#### Task inputs

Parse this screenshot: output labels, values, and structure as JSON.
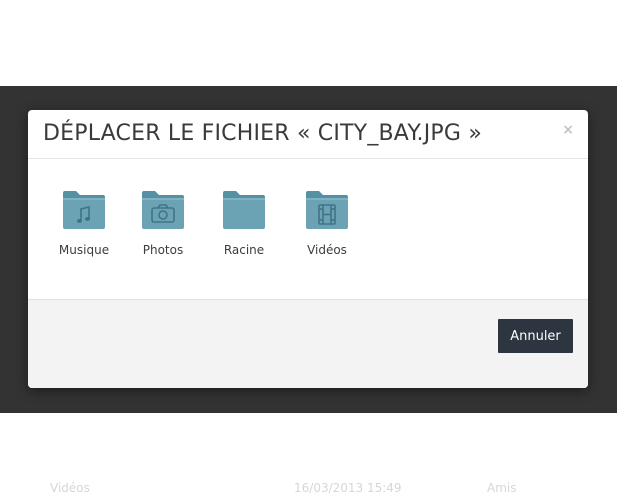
{
  "background_row": {
    "name": "Vidéos",
    "date": "16/03/2013 15:49",
    "shared": "Amis"
  },
  "dialog": {
    "title": "DÉPLACER LE FICHIER « CITY_BAY.JPG »",
    "close_label": "×",
    "folders": [
      {
        "label": "Musique",
        "icon": "music-folder-icon"
      },
      {
        "label": "Photos",
        "icon": "camera-folder-icon"
      },
      {
        "label": "Racine",
        "icon": "folder-icon"
      },
      {
        "label": "Vidéos",
        "icon": "film-folder-icon"
      }
    ],
    "cancel_label": "Annuler"
  },
  "colors": {
    "backdrop": "#333333",
    "folder": "#6ba3b5",
    "folder_tab": "#5690a3",
    "button": "#2c3540"
  }
}
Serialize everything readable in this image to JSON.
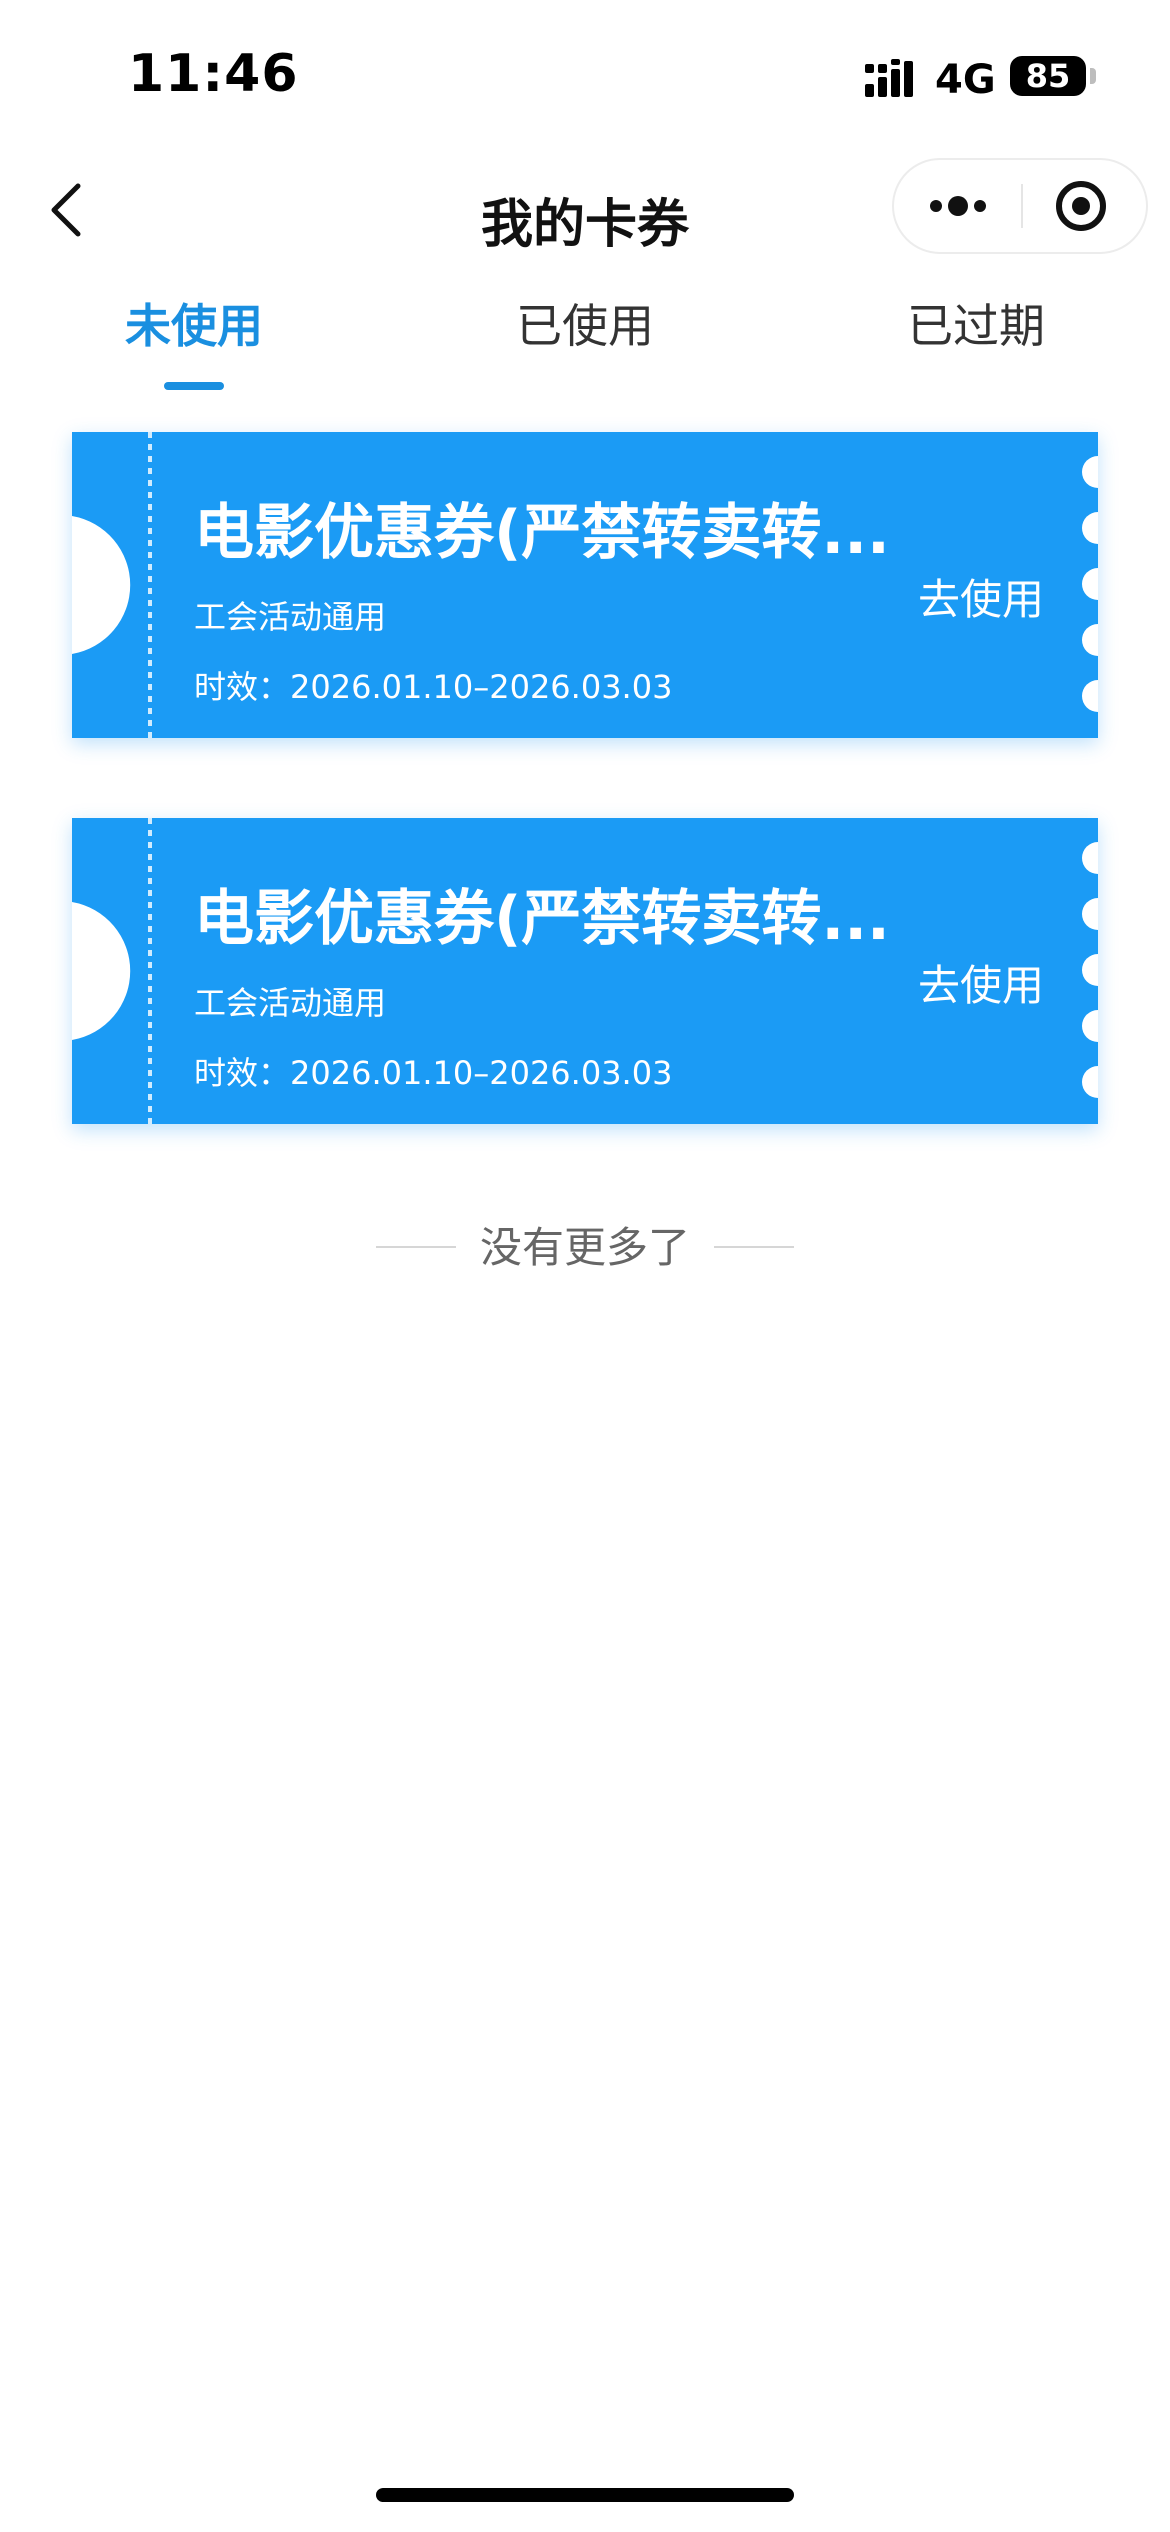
{
  "status_bar": {
    "time": "11:46",
    "network": "4G",
    "battery": "85"
  },
  "nav": {
    "title": "我的卡券",
    "back_icon": "chevron-left-icon",
    "more_icon": "more-dots-icon",
    "target_icon": "target-icon"
  },
  "tabs": [
    {
      "label": "未使用",
      "active": true
    },
    {
      "label": "已使用",
      "active": false
    },
    {
      "label": "已过期",
      "active": false
    }
  ],
  "coupons": [
    {
      "title": "电影优惠券(严禁转卖转...",
      "tag": "工会活动通用",
      "validity": "时效：2026.01.10–2026.03.03",
      "action": "去使用"
    },
    {
      "title": "电影优惠券(严禁转卖转...",
      "tag": "工会活动通用",
      "validity": "时效：2026.01.10–2026.03.03",
      "action": "去使用"
    }
  ],
  "end_note": "没有更多了",
  "colors": {
    "accent": "#1a8fe0",
    "coupon_bg": "#1b9bf5"
  }
}
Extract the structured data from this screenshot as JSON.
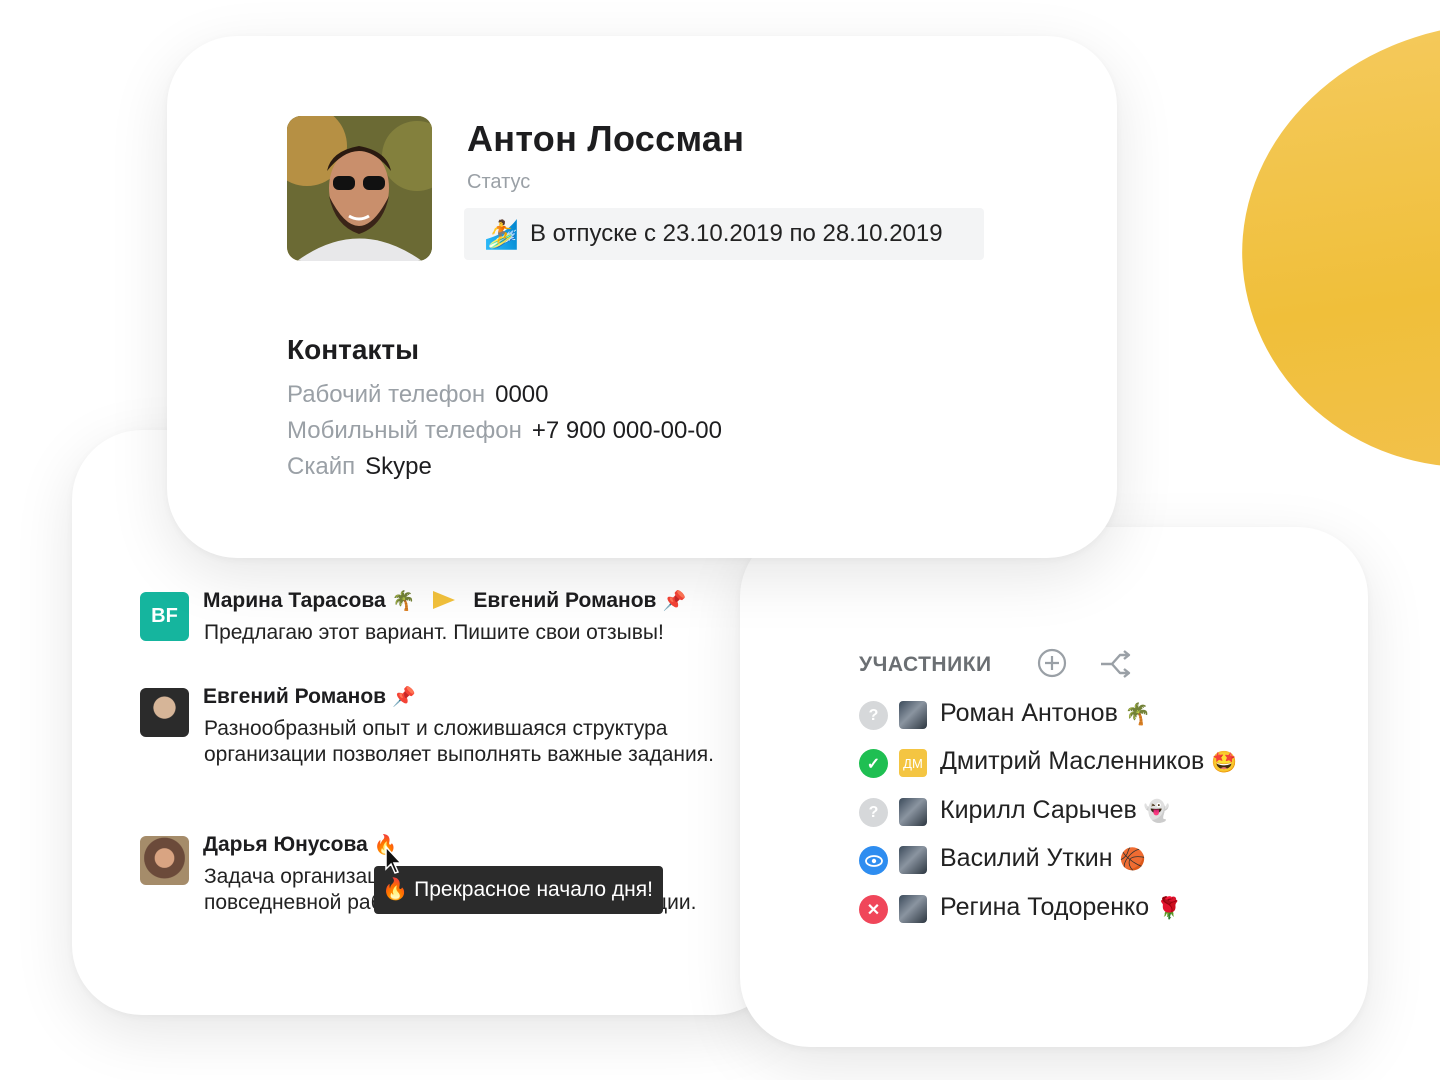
{
  "profile": {
    "name": "Антон Лоссман",
    "status_label": "Статус",
    "status_emoji": "🏄",
    "status_text": "В отпуске с 23.10.2019 по 28.10.2019",
    "contacts_title": "Контакты",
    "contacts": [
      {
        "label": "Рабочий телефон",
        "value": "0000"
      },
      {
        "label": "Мобильный телефон",
        "value": "+7 900 000-00-00"
      },
      {
        "label": "Скайп",
        "value": "Skype"
      }
    ]
  },
  "chat": {
    "messages": [
      {
        "avatar_text": "BF",
        "author": "Марина Тарасова",
        "author_emoji": "🌴",
        "recipient": "Евгений Романов",
        "recipient_emoji": "📌",
        "text": "Предлагаю этот вариант. Пишите свои отзывы!"
      },
      {
        "author": "Евгений Романов",
        "author_emoji": "📌",
        "text": "Разнообразный опыт и сложившаяся структура организации позволяет выполнять важные задания."
      },
      {
        "author": "Дарья Юнусова",
        "author_emoji": "🔥",
        "text": "Задача организации, в особенности же начало повседневной работы по формированию позиции."
      }
    ],
    "tooltip_emoji": "🔥",
    "tooltip_text": "Прекрасное начало дня!"
  },
  "members": {
    "title": "УЧАСТНИКИ",
    "list": [
      {
        "status": "unknown",
        "name": "Роман Антонов",
        "emoji": "🌴"
      },
      {
        "status": "accepted",
        "avatar_text": "ДМ",
        "name": "Дмитрий Масленников",
        "emoji": "🤩"
      },
      {
        "status": "unknown",
        "name": "Кирилл Сарычев",
        "emoji": "👻"
      },
      {
        "status": "viewed",
        "name": "Василий Уткин",
        "emoji": "🏀"
      },
      {
        "status": "declined",
        "name": "Регина Тодоренко",
        "emoji": "🌹"
      }
    ]
  },
  "colors": {
    "accent_yellow": "#F2C14A",
    "teal": "#15B59E",
    "green": "#1FBF52",
    "blue": "#2E8DF0",
    "red": "#F0465A"
  }
}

########

## [To be done]
Copy everything in the records above except the pictures, exactly as written.

## [Output for this task]
Parse this screenshot: output labels, values, and structure as JSON.
{
  "background_row": {
    "name": "Vidéos",
    "date": "16/03/2013 15:49",
    "shared": "Amis"
  },
  "dialog": {
    "title": "DÉPLACER LE FICHIER « CITY_BAY.JPG »",
    "close_label": "×",
    "folders": [
      {
        "label": "Musique",
        "icon": "music-folder-icon"
      },
      {
        "label": "Photos",
        "icon": "camera-folder-icon"
      },
      {
        "label": "Racine",
        "icon": "folder-icon"
      },
      {
        "label": "Vidéos",
        "icon": "film-folder-icon"
      }
    ],
    "cancel_label": "Annuler"
  },
  "colors": {
    "backdrop": "#333333",
    "folder": "#6ba3b5",
    "folder_tab": "#5690a3",
    "button": "#2c3540"
  }
}
Serialize everything readable in this image to JSON.
{
  "status_bar": {
    "time": "11:46",
    "network": "4G",
    "battery": "85"
  },
  "nav": {
    "title": "我的卡券",
    "back_icon": "chevron-left-icon",
    "more_icon": "more-dots-icon",
    "target_icon": "target-icon"
  },
  "tabs": [
    {
      "label": "未使用",
      "active": true
    },
    {
      "label": "已使用",
      "active": false
    },
    {
      "label": "已过期",
      "active": false
    }
  ],
  "coupons": [
    {
      "title": "电影优惠券(严禁转卖转...",
      "tag": "工会活动通用",
      "validity": "时效：2026.01.10–2026.03.03",
      "action": "去使用"
    },
    {
      "title": "电影优惠券(严禁转卖转...",
      "tag": "工会活动通用",
      "validity": "时效：2026.01.10–2026.03.03",
      "action": "去使用"
    }
  ],
  "end_note": "没有更多了",
  "colors": {
    "accent": "#1a8fe0",
    "coupon_bg": "#1b9bf5"
  }
}
Extract the structured data from this screenshot as JSON.
{
  "profile": {
    "name": "Антон Лоссман",
    "status_label": "Статус",
    "status_emoji": "🏄",
    "status_text": "В отпуске с 23.10.2019 по 28.10.2019",
    "contacts_title": "Контакты",
    "contacts": [
      {
        "label": "Рабочий телефон",
        "value": "0000"
      },
      {
        "label": "Мобильный телефон",
        "value": "+7 900 000-00-00"
      },
      {
        "label": "Скайп",
        "value": "Skype"
      }
    ]
  },
  "chat": {
    "messages": [
      {
        "avatar_text": "BF",
        "author": "Марина Тарасова",
        "author_emoji": "🌴",
        "recipient": "Евгений Романов",
        "recipient_emoji": "📌",
        "text": "Предлагаю этот вариант. Пишите свои отзывы!"
      },
      {
        "author": "Евгений Романов",
        "author_emoji": "📌",
        "text": "Разнообразный опыт и сложившаяся структура организации позволяет выполнять важные задания."
      },
      {
        "author": "Дарья Юнусова",
        "author_emoji": "🔥",
        "text": "Задача организации, в особенности же начало повседневной работы по формированию позиции."
      }
    ],
    "tooltip_emoji": "🔥",
    "tooltip_text": "Прекрасное начало дня!"
  },
  "members": {
    "title": "УЧАСТНИКИ",
    "list": [
      {
        "status": "unknown",
        "name": "Роман Антонов",
        "emoji": "🌴"
      },
      {
        "status": "accepted",
        "avatar_text": "ДМ",
        "name": "Дмитрий Масленников",
        "emoji": "🤩"
      },
      {
        "status": "unknown",
        "name": "Кирилл Сарычев",
        "emoji": "👻"
      },
      {
        "status": "viewed",
        "name": "Василий Уткин",
        "emoji": "🏀"
      },
      {
        "status": "declined",
        "name": "Регина Тодоренко",
        "emoji": "🌹"
      }
    ]
  },
  "colors": {
    "accent_yellow": "#F2C14A",
    "teal": "#15B59E",
    "green": "#1FBF52",
    "blue": "#2E8DF0",
    "red": "#F0465A"
  }
}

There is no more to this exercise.